State only the number of lines that contain the string "text".

>> START Records for processing

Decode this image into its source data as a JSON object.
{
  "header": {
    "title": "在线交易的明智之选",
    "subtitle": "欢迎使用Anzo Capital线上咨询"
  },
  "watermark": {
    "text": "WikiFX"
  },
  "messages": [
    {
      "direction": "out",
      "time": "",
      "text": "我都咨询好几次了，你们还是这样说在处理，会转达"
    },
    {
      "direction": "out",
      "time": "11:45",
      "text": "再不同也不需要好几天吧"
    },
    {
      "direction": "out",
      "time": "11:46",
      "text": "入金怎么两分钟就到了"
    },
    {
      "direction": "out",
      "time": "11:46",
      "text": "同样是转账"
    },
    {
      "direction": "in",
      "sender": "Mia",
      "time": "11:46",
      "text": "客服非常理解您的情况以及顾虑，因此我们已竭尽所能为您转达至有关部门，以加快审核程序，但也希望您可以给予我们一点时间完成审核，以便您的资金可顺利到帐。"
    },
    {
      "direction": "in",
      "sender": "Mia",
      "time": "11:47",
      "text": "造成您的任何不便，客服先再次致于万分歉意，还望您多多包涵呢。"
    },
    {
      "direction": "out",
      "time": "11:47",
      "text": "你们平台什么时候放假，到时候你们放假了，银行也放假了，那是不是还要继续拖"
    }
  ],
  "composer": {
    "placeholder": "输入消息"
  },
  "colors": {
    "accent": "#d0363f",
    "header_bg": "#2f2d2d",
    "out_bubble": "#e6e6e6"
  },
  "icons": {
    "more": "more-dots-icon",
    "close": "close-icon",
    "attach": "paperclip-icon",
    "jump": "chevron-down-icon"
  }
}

>> END Records for processing

Result of this task: 8